— Given exercise —
Each line that holds the word "JSON" counts once; give the total for the records below and nothing else.

[Extracts from a graphics dataset]
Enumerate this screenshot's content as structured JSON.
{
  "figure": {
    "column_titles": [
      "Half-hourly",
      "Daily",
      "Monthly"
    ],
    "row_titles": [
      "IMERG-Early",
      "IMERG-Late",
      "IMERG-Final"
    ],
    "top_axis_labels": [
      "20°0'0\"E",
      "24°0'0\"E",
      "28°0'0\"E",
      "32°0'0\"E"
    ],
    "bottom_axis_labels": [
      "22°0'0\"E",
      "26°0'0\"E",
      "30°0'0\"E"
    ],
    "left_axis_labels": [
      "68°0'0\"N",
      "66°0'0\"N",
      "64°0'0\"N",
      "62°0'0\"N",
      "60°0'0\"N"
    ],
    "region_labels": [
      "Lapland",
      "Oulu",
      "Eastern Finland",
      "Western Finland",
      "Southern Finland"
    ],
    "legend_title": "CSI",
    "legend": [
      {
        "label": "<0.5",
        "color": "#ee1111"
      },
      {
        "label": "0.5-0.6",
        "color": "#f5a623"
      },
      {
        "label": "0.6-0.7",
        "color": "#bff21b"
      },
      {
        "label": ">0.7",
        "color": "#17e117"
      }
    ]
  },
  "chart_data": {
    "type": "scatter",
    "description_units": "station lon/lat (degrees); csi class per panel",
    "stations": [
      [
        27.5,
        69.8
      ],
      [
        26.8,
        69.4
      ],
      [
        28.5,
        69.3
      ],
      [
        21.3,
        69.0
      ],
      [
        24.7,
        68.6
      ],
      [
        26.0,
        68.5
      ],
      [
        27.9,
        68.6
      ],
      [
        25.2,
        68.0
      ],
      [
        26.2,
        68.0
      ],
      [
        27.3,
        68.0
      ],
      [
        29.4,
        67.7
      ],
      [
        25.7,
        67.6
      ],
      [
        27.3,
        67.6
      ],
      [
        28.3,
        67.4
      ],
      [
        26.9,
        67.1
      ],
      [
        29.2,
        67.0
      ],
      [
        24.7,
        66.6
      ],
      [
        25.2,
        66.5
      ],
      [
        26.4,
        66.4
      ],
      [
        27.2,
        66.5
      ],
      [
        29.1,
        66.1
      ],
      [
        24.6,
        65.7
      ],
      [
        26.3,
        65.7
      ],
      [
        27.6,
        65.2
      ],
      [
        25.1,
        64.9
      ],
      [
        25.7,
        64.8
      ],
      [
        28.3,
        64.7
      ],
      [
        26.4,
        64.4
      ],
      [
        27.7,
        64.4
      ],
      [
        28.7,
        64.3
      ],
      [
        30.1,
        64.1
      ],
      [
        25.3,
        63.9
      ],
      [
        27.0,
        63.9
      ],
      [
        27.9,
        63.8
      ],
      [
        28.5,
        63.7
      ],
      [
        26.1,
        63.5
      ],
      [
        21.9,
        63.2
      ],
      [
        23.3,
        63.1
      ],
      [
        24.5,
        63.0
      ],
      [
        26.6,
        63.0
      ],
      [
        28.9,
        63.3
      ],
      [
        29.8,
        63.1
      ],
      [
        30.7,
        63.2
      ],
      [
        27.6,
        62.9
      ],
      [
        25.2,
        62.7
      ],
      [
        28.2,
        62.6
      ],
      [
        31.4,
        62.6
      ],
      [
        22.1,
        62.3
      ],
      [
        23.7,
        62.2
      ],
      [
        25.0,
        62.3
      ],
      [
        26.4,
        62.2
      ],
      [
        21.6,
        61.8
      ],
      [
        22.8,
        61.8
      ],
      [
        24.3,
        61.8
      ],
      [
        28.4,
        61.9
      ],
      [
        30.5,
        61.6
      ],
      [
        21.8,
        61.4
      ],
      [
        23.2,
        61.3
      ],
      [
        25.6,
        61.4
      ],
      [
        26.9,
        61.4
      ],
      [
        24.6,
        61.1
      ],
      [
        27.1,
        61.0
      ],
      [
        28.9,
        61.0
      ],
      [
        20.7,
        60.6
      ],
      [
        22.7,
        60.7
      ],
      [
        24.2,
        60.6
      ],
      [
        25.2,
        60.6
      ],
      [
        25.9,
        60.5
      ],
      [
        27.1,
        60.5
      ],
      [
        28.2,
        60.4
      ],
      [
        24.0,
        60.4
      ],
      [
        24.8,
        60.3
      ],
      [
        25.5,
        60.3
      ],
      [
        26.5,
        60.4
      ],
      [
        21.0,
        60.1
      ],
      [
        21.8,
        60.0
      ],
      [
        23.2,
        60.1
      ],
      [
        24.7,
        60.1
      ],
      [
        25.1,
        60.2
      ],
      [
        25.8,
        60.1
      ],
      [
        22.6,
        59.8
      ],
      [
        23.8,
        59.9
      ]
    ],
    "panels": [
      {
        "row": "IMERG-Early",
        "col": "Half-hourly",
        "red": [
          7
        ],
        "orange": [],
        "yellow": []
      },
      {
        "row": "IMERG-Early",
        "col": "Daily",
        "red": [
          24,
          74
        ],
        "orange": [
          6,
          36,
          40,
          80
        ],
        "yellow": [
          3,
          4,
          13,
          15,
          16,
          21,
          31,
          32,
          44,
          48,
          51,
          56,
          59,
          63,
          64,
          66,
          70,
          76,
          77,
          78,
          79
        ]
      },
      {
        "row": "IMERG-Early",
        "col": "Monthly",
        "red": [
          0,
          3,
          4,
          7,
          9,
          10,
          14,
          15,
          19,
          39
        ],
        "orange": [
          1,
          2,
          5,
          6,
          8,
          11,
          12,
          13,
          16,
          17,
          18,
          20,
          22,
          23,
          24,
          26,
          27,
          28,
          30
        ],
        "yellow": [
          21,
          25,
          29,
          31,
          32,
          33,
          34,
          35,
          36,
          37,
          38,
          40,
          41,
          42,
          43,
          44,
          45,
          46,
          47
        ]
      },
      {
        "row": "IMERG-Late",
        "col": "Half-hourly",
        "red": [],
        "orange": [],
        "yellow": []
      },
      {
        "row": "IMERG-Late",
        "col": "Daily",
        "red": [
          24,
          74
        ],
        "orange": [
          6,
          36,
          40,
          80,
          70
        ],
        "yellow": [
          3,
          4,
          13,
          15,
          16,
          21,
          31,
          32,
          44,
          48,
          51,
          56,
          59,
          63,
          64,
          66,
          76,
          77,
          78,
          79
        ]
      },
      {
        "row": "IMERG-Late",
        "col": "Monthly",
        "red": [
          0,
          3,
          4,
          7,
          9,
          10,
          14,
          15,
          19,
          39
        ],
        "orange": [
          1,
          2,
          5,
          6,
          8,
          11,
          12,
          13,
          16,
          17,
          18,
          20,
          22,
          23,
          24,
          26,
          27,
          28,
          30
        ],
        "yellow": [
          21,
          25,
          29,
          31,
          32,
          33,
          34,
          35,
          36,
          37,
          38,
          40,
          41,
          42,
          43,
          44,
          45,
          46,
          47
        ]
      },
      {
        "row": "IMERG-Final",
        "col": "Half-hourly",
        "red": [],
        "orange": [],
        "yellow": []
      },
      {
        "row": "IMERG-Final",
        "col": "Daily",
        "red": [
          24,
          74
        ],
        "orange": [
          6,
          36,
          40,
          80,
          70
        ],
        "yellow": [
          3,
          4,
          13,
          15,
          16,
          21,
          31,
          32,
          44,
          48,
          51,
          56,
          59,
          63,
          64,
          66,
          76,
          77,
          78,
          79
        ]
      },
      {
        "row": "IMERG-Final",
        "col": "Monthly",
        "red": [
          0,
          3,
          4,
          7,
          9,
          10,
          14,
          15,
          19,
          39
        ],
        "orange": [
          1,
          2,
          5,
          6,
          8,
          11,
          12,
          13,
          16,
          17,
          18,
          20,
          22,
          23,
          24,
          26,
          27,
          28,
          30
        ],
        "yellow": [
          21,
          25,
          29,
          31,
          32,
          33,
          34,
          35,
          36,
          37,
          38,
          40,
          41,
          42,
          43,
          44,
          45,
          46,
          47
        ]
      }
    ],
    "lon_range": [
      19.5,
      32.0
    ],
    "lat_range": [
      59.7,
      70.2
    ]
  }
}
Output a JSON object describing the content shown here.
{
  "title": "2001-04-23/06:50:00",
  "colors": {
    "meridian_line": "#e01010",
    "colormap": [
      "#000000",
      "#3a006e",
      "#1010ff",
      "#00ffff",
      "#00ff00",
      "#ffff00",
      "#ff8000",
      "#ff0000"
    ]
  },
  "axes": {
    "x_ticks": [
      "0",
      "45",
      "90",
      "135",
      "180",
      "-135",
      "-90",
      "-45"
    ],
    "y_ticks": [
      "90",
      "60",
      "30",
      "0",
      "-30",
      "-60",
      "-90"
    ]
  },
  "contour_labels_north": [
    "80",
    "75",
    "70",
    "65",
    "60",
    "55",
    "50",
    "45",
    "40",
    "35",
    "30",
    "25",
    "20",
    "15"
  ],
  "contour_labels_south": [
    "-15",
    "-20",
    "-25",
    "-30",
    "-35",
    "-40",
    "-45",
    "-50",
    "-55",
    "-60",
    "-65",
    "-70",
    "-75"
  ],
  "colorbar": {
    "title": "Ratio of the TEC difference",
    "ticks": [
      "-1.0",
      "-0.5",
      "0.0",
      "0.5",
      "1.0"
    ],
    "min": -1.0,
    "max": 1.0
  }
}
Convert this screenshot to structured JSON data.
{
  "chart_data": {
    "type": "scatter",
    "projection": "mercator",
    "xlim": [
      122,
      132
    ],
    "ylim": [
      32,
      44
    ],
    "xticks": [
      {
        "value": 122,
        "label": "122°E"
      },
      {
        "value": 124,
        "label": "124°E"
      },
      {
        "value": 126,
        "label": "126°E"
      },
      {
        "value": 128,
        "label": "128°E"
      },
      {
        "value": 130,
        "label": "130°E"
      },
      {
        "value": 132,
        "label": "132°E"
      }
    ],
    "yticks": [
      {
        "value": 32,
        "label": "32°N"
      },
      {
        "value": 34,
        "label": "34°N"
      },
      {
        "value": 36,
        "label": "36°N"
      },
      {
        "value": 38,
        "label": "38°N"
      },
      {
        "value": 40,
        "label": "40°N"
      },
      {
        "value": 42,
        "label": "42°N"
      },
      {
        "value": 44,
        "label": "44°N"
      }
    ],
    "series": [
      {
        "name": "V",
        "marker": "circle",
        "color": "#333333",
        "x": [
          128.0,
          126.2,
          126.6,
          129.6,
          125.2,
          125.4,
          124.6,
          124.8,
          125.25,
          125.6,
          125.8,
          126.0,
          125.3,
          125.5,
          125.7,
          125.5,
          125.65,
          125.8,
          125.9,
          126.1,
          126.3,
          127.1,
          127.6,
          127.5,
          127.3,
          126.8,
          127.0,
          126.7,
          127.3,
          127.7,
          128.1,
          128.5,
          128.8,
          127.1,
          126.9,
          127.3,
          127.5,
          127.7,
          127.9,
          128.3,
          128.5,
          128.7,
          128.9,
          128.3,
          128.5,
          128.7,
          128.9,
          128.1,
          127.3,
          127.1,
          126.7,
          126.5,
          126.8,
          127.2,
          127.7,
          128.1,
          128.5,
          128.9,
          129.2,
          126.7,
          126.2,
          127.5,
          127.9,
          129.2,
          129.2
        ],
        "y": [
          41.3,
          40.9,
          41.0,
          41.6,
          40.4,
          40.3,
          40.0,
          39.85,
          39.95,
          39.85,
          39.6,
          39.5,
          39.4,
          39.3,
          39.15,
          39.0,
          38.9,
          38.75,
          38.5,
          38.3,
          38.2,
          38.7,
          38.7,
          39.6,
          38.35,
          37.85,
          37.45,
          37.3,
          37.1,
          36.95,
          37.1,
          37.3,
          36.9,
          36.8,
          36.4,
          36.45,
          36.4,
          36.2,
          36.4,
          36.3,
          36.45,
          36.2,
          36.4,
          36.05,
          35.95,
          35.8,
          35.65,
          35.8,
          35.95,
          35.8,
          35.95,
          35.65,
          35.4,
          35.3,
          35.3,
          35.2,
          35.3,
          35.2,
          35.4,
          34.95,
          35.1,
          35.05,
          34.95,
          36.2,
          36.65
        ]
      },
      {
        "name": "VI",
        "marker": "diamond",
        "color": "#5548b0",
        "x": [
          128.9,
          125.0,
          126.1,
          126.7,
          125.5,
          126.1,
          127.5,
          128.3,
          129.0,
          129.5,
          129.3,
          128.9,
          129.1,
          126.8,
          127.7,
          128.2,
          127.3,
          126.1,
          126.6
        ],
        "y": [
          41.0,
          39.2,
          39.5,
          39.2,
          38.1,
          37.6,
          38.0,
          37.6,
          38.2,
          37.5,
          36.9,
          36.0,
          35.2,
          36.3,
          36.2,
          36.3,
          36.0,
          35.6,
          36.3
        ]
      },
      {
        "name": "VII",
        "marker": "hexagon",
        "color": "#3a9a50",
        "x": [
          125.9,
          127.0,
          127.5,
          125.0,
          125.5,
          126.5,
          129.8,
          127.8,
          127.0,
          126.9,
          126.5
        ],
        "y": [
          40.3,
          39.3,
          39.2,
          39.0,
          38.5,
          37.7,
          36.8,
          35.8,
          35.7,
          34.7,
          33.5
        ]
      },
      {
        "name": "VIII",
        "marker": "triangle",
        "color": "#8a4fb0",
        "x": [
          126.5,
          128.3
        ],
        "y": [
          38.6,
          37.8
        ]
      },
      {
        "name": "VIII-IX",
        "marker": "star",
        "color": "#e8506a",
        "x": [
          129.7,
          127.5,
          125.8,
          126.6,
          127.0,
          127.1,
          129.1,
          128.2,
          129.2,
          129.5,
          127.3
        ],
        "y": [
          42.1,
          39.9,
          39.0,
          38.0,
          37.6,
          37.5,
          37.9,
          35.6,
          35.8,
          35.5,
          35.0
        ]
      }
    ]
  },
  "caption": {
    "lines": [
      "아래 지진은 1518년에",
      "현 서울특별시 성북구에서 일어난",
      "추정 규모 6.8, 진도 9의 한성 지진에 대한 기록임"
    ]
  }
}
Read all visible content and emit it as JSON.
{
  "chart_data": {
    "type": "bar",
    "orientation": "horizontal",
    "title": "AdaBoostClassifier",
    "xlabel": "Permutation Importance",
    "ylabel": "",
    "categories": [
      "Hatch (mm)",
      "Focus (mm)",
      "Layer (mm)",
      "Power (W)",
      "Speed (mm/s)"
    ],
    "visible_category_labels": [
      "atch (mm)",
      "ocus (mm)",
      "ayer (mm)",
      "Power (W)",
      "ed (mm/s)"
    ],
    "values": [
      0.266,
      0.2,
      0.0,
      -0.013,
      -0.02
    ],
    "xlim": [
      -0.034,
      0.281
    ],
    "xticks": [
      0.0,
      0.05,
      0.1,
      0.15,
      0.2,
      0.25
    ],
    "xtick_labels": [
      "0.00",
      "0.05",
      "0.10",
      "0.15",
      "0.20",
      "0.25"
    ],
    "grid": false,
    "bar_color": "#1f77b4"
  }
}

— Answer to this task —
4